■ Exercise objective ■
Gather all lines in the records below that include the word "Deposit".

--- Begin Supplied data ---

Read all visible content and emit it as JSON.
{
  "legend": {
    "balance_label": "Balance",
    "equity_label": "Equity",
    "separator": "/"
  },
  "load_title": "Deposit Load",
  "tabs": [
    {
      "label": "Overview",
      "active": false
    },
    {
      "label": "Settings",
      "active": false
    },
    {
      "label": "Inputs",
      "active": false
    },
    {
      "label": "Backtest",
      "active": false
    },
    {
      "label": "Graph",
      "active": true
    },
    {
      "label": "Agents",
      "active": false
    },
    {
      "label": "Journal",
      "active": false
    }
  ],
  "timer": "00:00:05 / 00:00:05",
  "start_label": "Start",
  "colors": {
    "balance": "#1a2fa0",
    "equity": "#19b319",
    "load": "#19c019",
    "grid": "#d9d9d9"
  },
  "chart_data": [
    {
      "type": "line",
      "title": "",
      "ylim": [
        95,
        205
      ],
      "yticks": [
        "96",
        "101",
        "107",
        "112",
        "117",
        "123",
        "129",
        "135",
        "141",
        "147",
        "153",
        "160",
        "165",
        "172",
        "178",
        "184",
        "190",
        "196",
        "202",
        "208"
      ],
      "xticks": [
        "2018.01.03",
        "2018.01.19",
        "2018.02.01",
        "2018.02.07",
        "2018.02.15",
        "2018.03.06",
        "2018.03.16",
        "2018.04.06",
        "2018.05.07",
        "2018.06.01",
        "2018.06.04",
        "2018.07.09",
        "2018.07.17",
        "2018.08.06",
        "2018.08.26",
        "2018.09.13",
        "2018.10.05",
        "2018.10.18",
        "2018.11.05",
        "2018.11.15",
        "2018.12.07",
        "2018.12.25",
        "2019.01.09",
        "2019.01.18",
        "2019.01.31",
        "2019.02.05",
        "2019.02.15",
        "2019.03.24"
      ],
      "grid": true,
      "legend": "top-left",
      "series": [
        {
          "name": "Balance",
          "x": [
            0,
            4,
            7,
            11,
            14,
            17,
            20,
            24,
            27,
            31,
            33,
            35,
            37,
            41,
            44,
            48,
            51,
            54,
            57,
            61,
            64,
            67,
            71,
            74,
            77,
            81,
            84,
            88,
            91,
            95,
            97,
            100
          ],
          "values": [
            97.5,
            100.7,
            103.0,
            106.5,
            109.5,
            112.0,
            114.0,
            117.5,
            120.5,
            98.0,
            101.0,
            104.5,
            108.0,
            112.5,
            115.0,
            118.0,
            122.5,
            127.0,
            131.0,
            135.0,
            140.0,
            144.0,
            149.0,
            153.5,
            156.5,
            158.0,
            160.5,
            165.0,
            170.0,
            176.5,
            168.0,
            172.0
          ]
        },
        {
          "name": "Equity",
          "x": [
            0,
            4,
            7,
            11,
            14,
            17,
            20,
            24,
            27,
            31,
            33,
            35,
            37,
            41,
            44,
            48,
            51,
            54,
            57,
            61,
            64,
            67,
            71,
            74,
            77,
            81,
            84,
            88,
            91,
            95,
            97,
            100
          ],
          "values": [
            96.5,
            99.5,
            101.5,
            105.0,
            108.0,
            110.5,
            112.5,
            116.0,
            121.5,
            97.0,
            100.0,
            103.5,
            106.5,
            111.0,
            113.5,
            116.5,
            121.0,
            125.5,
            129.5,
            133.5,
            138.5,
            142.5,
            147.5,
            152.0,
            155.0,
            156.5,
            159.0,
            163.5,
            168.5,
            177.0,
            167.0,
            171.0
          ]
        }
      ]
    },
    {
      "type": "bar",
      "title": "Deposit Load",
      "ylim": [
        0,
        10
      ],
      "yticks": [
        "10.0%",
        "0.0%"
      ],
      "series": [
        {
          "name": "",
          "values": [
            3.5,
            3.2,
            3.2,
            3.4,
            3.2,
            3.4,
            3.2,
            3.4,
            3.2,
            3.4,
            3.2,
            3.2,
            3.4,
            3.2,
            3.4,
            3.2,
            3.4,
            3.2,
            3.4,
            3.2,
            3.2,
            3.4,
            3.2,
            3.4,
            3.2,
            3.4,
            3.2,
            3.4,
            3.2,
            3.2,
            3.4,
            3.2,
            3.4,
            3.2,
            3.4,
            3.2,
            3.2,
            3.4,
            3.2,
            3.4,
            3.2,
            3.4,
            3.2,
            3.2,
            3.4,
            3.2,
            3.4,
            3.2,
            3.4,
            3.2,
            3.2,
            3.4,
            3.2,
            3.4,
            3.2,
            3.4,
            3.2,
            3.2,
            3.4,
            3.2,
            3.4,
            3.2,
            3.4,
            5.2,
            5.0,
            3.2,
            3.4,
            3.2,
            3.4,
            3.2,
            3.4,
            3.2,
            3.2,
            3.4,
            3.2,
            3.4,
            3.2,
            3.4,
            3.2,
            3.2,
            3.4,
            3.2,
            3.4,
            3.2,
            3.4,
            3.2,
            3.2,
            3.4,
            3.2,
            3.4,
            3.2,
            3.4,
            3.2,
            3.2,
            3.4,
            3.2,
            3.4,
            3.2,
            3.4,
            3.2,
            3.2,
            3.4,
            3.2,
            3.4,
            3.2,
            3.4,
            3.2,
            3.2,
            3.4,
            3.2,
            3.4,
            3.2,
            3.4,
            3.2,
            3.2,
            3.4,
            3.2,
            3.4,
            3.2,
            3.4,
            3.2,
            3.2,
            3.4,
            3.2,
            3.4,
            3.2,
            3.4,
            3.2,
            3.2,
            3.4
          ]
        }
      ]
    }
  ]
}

--- End Supplied data ---

■ Exercise answer ■
  "load_title": "Deposit Load",
      "title": "Deposit Load",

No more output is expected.